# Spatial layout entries
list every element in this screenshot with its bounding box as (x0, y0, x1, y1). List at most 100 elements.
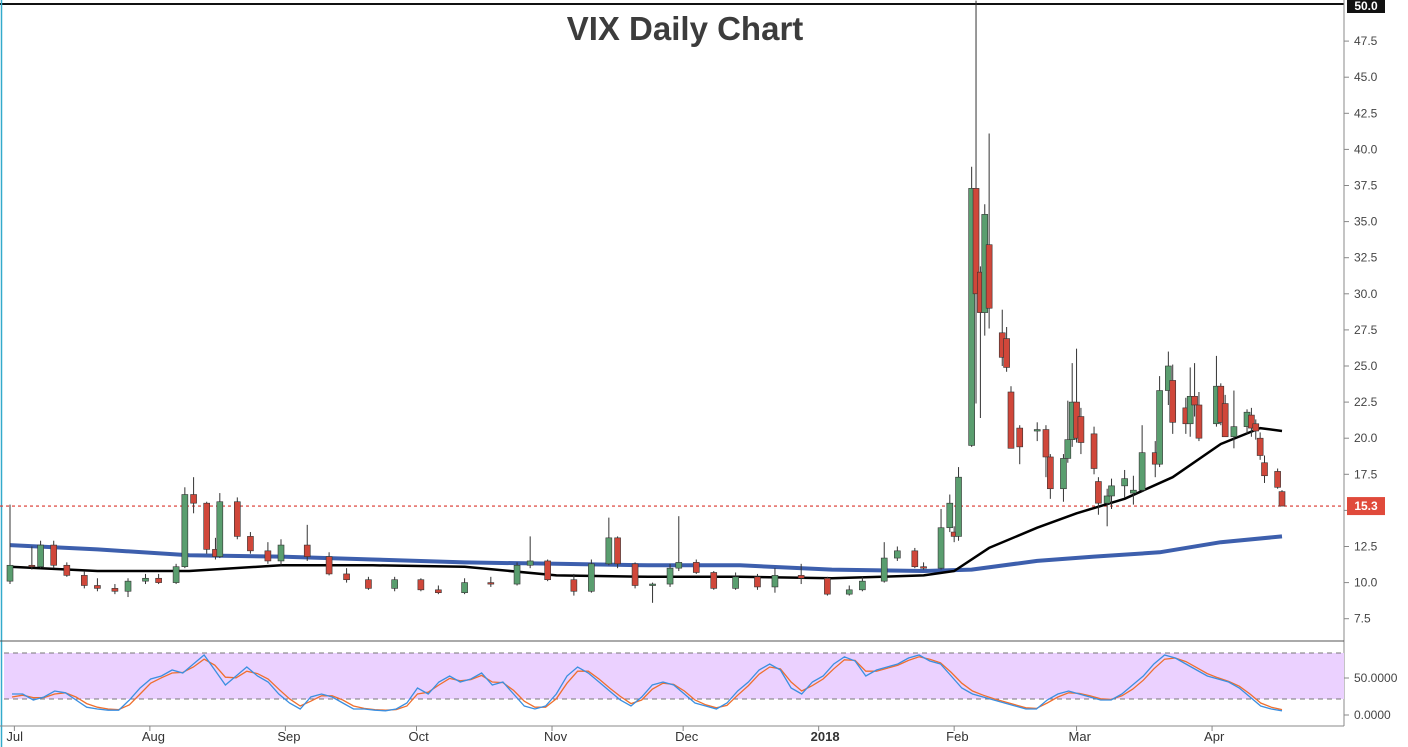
candle (1095, 477, 1102, 515)
candle (771, 568, 779, 593)
candle-body-up (732, 576, 739, 589)
top-price-badge-label: 50.0 (1354, 0, 1378, 13)
candle-body-down (365, 579, 372, 589)
candle (588, 559, 595, 593)
candle (631, 562, 639, 589)
candle (1195, 391, 1203, 442)
candle (1165, 351, 1172, 405)
candle (63, 562, 71, 577)
candlestick-layer (6, 0, 1286, 603)
candle-body-down (1003, 338, 1010, 368)
candle-body-down (1090, 433, 1098, 469)
candle-body-up (513, 564, 521, 585)
candle (570, 573, 578, 596)
price-tick-label: 7.5 (1354, 612, 1371, 626)
candle (37, 540, 44, 569)
candle-body-down (1261, 462, 1268, 477)
long-moving-average-line (9, 534, 1283, 573)
candle (1042, 425, 1050, 478)
candle-body-up (968, 188, 975, 446)
time-tick-label: Mar (1069, 729, 1092, 744)
candle-body-down (797, 575, 805, 579)
candle-body-down (1221, 403, 1229, 438)
candle-body-up (894, 550, 901, 559)
candle (732, 572, 739, 590)
candle (946, 494, 954, 533)
price-tick-label: 27.5 (1354, 323, 1378, 337)
price-tick-label: 30.0 (1354, 287, 1378, 301)
candle-body-down (190, 494, 197, 504)
candle (911, 547, 919, 569)
short-moving-average-line (9, 426, 1283, 580)
candle (325, 552, 333, 576)
candle (797, 563, 805, 585)
candle-body-down (1248, 414, 1255, 429)
candle (1121, 469, 1128, 498)
candle-body-up (391, 579, 398, 589)
candle (544, 559, 551, 582)
candle (754, 573, 761, 590)
candle-body-up (946, 502, 954, 529)
candle-body-down (28, 564, 36, 568)
candle-body-down (247, 536, 254, 552)
candle-body-up (666, 567, 674, 585)
candle (1007, 386, 1015, 449)
candle (111, 584, 119, 595)
price-tick-label: 35.0 (1354, 215, 1378, 229)
candle (247, 532, 254, 554)
candle (6, 504, 14, 585)
candle (649, 582, 656, 603)
time-tick-label: Sep (277, 729, 300, 744)
candle (124, 578, 132, 598)
candle (526, 536, 534, 569)
candle-body-down (303, 544, 311, 557)
candle-body-up (605, 537, 613, 565)
candle-body-down (81, 575, 88, 586)
candle (487, 576, 495, 587)
candle-body-down (417, 579, 425, 591)
candle-body-up (277, 544, 285, 562)
candle-body-down (1077, 416, 1085, 443)
candle (142, 573, 149, 585)
candle-body-down (544, 560, 551, 581)
oscillator-slow-line (11, 656, 1283, 711)
candle-body-down (203, 502, 211, 550)
candle (920, 562, 927, 570)
candle (365, 576, 372, 590)
candle (50, 540, 58, 569)
candle-body-up (1060, 458, 1067, 490)
candle (264, 542, 272, 564)
candle (845, 585, 853, 596)
time-tick-label: Dec (675, 729, 699, 744)
oscillator-tick-label: 50.0000 (1354, 671, 1398, 685)
axis-layer: 7.510.012.515.017.520.022.525.027.530.03… (6, 0, 1385, 744)
candle (666, 563, 674, 587)
candle-body-down (1252, 423, 1260, 432)
candle (1256, 432, 1264, 460)
candle (972, 0, 980, 404)
candle-body-up (6, 564, 14, 582)
candle-body-down (754, 576, 761, 588)
price-tick-label: 22.5 (1354, 395, 1378, 409)
price-tick-label: 40.0 (1354, 142, 1378, 156)
candle-body-up (37, 544, 44, 568)
candle-body-up (1130, 489, 1137, 494)
candle (1103, 488, 1111, 527)
candle-body-up (771, 575, 779, 588)
candle (614, 536, 621, 569)
candle-body-up (124, 580, 132, 592)
candle-body-down (1042, 429, 1050, 458)
candle (181, 487, 189, 569)
candle (955, 467, 962, 541)
candle-body-up (172, 566, 180, 583)
candle (968, 166, 975, 447)
candle (303, 524, 311, 561)
candle (1077, 407, 1085, 455)
candle-body-up (1186, 396, 1194, 425)
time-tick-label: Feb (946, 729, 968, 744)
price-tick-label: 25.0 (1354, 359, 1378, 373)
top-price-badge-bg (1347, 0, 1385, 13)
time-tick-label: Jul (6, 729, 23, 744)
candle (1047, 454, 1054, 499)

# TO DO
Rewrite the lines from the one with "candle (1095, 477, 1102, 515)" to the one with "candlestick-layer (6, 0, 1286, 603)", renaming "top-price-badge-label" to "peak-price-badge-label" and keeping everything else the same.

# RESULT
candle (1095, 477, 1102, 515)
candle (771, 568, 779, 593)
candle-body-up (732, 576, 739, 589)
peak-price-badge-label: 50.0 (1354, 0, 1378, 13)
candle-body-down (365, 579, 372, 589)
candle (588, 559, 595, 593)
candle (631, 562, 639, 589)
candle (1195, 391, 1203, 442)
candle (1165, 351, 1172, 405)
candle (63, 562, 71, 577)
candlestick-layer (6, 0, 1286, 603)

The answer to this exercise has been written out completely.